-- BEGIN Record list --

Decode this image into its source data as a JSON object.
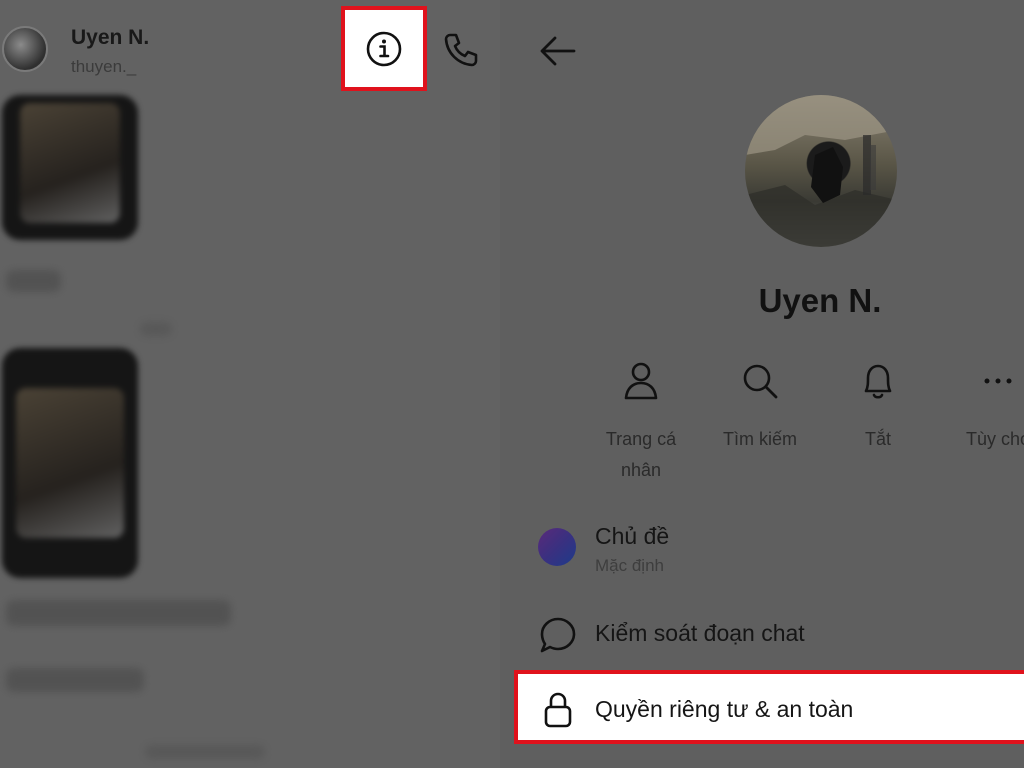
{
  "chat_header": {
    "name": "Uyen N.",
    "username": "thuyen._"
  },
  "icons": {
    "info": "info-icon",
    "call": "phone-icon",
    "back": "back-arrow-icon"
  },
  "profile": {
    "name": "Uyen N."
  },
  "actions": [
    {
      "label": "Trang cá\nnhân",
      "icon": "person-icon"
    },
    {
      "label": "Tìm kiếm",
      "icon": "search-icon"
    },
    {
      "label": "Tắt",
      "icon": "bell-icon"
    },
    {
      "label": "Tùy chọ",
      "icon": "more-icon"
    }
  ],
  "menu": {
    "theme_title": "Chủ đề",
    "theme_value": "Mặc định",
    "chat_control": "Kiểm soát đoạn chat",
    "privacy": "Quyền riêng tư & an toàn"
  },
  "colors": {
    "overlay": "#5f5f5f",
    "highlight": "#e0121c",
    "highlight_bg": "#ffffff"
  }
}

-- END Record list --

_Requirement_
Quote every record above exactly, omitting any pictures they contain.

_Full output_
Decode this image into its source data as a JSON object.
{
  "chat_header": {
    "name": "Uyen N.",
    "username": "thuyen._"
  },
  "icons": {
    "info": "info-icon",
    "call": "phone-icon",
    "back": "back-arrow-icon"
  },
  "profile": {
    "name": "Uyen N."
  },
  "actions": [
    {
      "label": "Trang cá\nnhân",
      "icon": "person-icon"
    },
    {
      "label": "Tìm kiếm",
      "icon": "search-icon"
    },
    {
      "label": "Tắt",
      "icon": "bell-icon"
    },
    {
      "label": "Tùy chọ",
      "icon": "more-icon"
    }
  ],
  "menu": {
    "theme_title": "Chủ đề",
    "theme_value": "Mặc định",
    "chat_control": "Kiểm soát đoạn chat",
    "privacy": "Quyền riêng tư & an toàn"
  },
  "colors": {
    "overlay": "#5f5f5f",
    "highlight": "#e0121c",
    "highlight_bg": "#ffffff"
  }
}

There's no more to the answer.